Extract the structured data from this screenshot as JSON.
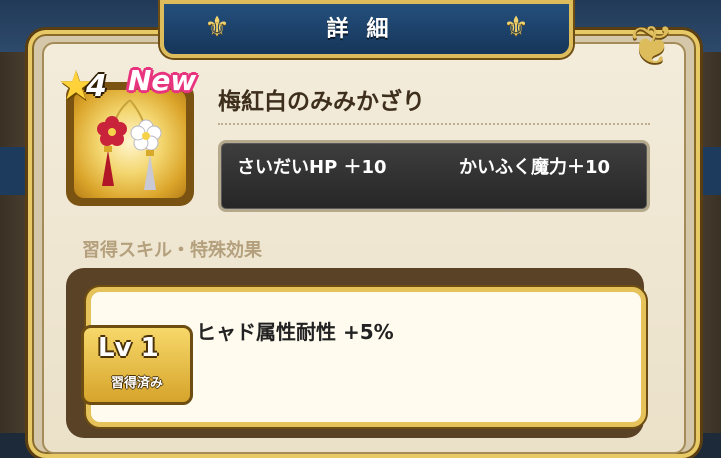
{
  "header": {
    "title": "詳細"
  },
  "item": {
    "rarity": "4",
    "badge": "New",
    "name": "梅紅白のみみかざり",
    "stats": [
      {
        "label": "さいだいHP ＋10"
      },
      {
        "label": "かいふく魔力＋10"
      }
    ]
  },
  "skills_section": {
    "header": "習得スキル・特殊効果",
    "skills": [
      {
        "level": "Lv 1",
        "status": "習得済み",
        "effect": "ヒャド属性耐性 +5%"
      }
    ]
  },
  "colors": {
    "title_plate": "#1f4570",
    "gold_border": "#e5c25a",
    "new_badge": "#e8337f",
    "stats_bg": "#2f2f2f"
  },
  "icons": {
    "title_ornament": "fleur-de-lis-icon",
    "rarity": "star-icon",
    "item": "earring-icon"
  }
}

-=-=-=-=-

> _Aim_: Take the listing above and restate it word for word, without its pictures.

> _Full solution_:
Extract the structured data from this screenshot as JSON.
{
  "header": {
    "title": "詳細"
  },
  "item": {
    "rarity": "4",
    "badge": "New",
    "name": "梅紅白のみみかざり",
    "stats": [
      {
        "label": "さいだいHP ＋10"
      },
      {
        "label": "かいふく魔力＋10"
      }
    ]
  },
  "skills_section": {
    "header": "習得スキル・特殊効果",
    "skills": [
      {
        "level": "Lv 1",
        "status": "習得済み",
        "effect": "ヒャド属性耐性 +5%"
      }
    ]
  },
  "colors": {
    "title_plate": "#1f4570",
    "gold_border": "#e5c25a",
    "new_badge": "#e8337f",
    "stats_bg": "#2f2f2f"
  },
  "icons": {
    "title_ornament": "fleur-de-lis-icon",
    "rarity": "star-icon",
    "item": "earring-icon"
  }
}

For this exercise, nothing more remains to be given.